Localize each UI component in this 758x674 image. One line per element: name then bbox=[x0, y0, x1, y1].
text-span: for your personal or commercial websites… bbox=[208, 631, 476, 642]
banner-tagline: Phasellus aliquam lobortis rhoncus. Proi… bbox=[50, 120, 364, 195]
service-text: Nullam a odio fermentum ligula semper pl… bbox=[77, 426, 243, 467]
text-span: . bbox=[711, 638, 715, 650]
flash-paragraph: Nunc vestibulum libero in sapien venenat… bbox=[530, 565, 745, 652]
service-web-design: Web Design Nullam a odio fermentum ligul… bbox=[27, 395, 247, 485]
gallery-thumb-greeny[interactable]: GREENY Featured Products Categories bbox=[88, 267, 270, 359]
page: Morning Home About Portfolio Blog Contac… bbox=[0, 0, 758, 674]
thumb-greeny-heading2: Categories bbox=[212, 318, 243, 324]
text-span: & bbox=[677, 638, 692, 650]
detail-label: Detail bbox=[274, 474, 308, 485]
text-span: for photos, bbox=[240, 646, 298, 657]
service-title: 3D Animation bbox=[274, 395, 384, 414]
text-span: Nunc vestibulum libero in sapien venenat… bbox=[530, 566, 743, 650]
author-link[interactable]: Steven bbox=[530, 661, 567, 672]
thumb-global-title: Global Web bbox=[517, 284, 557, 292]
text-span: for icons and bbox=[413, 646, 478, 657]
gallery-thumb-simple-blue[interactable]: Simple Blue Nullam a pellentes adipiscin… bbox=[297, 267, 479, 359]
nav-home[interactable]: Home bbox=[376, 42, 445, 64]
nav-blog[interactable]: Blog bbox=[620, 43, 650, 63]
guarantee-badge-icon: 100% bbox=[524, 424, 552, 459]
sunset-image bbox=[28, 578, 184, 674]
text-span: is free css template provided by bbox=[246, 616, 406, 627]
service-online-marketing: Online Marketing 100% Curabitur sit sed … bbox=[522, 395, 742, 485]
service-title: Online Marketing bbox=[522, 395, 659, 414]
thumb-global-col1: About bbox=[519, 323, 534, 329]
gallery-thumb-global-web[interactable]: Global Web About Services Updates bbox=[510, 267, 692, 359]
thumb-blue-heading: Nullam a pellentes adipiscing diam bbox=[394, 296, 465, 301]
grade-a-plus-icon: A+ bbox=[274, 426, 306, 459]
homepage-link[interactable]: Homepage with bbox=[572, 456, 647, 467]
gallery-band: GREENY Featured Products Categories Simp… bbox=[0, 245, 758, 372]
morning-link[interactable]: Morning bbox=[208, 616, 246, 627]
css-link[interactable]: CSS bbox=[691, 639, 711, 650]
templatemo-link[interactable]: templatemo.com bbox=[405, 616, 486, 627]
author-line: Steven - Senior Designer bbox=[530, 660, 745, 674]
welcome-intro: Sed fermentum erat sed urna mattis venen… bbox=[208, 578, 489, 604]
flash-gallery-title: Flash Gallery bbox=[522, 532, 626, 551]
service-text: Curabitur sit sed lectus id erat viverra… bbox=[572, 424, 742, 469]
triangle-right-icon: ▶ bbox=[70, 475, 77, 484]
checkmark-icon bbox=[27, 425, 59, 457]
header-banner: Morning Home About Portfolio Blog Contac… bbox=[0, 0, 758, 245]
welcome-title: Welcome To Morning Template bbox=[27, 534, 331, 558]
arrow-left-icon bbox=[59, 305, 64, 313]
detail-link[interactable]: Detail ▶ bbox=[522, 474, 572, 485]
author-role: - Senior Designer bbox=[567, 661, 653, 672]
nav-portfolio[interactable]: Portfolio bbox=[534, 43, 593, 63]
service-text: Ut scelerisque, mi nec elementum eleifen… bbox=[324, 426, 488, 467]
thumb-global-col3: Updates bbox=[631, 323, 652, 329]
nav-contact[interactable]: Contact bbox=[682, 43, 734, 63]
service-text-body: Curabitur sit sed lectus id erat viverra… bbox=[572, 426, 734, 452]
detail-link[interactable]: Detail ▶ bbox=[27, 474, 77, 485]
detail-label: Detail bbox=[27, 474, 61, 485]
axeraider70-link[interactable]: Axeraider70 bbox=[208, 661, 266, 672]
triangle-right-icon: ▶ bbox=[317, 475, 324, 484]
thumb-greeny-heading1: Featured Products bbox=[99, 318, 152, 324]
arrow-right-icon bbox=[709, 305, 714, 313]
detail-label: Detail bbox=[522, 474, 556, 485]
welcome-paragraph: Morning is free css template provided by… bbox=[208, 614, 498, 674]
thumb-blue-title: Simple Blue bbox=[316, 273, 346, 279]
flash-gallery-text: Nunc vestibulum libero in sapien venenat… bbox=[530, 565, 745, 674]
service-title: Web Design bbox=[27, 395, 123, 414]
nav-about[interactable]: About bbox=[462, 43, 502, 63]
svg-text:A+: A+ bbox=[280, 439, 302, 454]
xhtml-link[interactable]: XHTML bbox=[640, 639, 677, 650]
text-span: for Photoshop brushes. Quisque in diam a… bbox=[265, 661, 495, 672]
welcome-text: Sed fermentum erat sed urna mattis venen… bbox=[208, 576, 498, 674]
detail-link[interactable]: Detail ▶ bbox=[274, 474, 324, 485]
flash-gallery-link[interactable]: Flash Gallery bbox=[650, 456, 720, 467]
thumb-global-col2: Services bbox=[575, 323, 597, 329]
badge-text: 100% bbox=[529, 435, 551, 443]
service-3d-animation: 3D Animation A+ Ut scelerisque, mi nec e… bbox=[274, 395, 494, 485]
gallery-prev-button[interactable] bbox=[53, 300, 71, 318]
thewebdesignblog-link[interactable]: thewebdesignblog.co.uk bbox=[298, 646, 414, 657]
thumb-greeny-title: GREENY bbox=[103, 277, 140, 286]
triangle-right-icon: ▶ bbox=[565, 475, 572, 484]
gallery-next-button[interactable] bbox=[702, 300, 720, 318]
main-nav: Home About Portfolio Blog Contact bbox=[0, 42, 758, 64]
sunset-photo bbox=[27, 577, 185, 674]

Task description:
Reproduce the records word for word, starting at the first line and continuing down to the line containing "homepage-link[interactable]: Homepage with", with both of those lines included.

Solution to the problem:
Localize each UI component in this 758x674 image. One line per element: name then bbox=[x0, y0, x1, y1].
text-span: for your personal or commercial websites… bbox=[208, 631, 476, 642]
banner-tagline: Phasellus aliquam lobortis rhoncus. Proi… bbox=[50, 120, 364, 195]
service-text: Nullam a odio fermentum ligula semper pl… bbox=[77, 426, 243, 467]
text-span: . bbox=[711, 638, 715, 650]
flash-paragraph: Nunc vestibulum libero in sapien venenat… bbox=[530, 565, 745, 652]
service-web-design: Web Design Nullam a odio fermentum ligul… bbox=[27, 395, 247, 485]
gallery-thumb-greeny[interactable]: GREENY Featured Products Categories bbox=[88, 267, 270, 359]
page: Morning Home About Portfolio Blog Contac… bbox=[0, 0, 758, 674]
thumb-greeny-heading2: Categories bbox=[212, 318, 243, 324]
text-span: & bbox=[677, 638, 692, 650]
detail-label: Detail bbox=[274, 474, 308, 485]
text-span: for photos, bbox=[240, 646, 298, 657]
service-title: 3D Animation bbox=[274, 395, 384, 414]
text-span: Nunc vestibulum libero in sapien venenat… bbox=[530, 566, 743, 650]
author-link[interactable]: Steven bbox=[530, 661, 567, 672]
thumb-global-title: Global Web bbox=[517, 284, 557, 292]
text-span: for icons and bbox=[413, 646, 478, 657]
gallery-thumb-simple-blue[interactable]: Simple Blue Nullam a pellentes adipiscin… bbox=[297, 267, 479, 359]
nav-home[interactable]: Home bbox=[376, 42, 445, 64]
nav-blog[interactable]: Blog bbox=[620, 43, 650, 63]
guarantee-badge-icon: 100% bbox=[524, 424, 552, 459]
sunset-image bbox=[28, 578, 184, 674]
text-span: is free css template provided by bbox=[246, 616, 406, 627]
service-online-marketing: Online Marketing 100% Curabitur sit sed … bbox=[522, 395, 742, 485]
service-title: Online Marketing bbox=[522, 395, 659, 414]
thumb-global-col1: About bbox=[519, 323, 534, 329]
gallery-thumb-global-web[interactable]: Global Web About Services Updates bbox=[510, 267, 692, 359]
thumb-blue-heading: Nullam a pellentes adipiscing diam bbox=[394, 296, 465, 301]
grade-a-plus-icon: A+ bbox=[274, 426, 306, 459]
homepage-link[interactable]: Homepage with bbox=[572, 456, 647, 467]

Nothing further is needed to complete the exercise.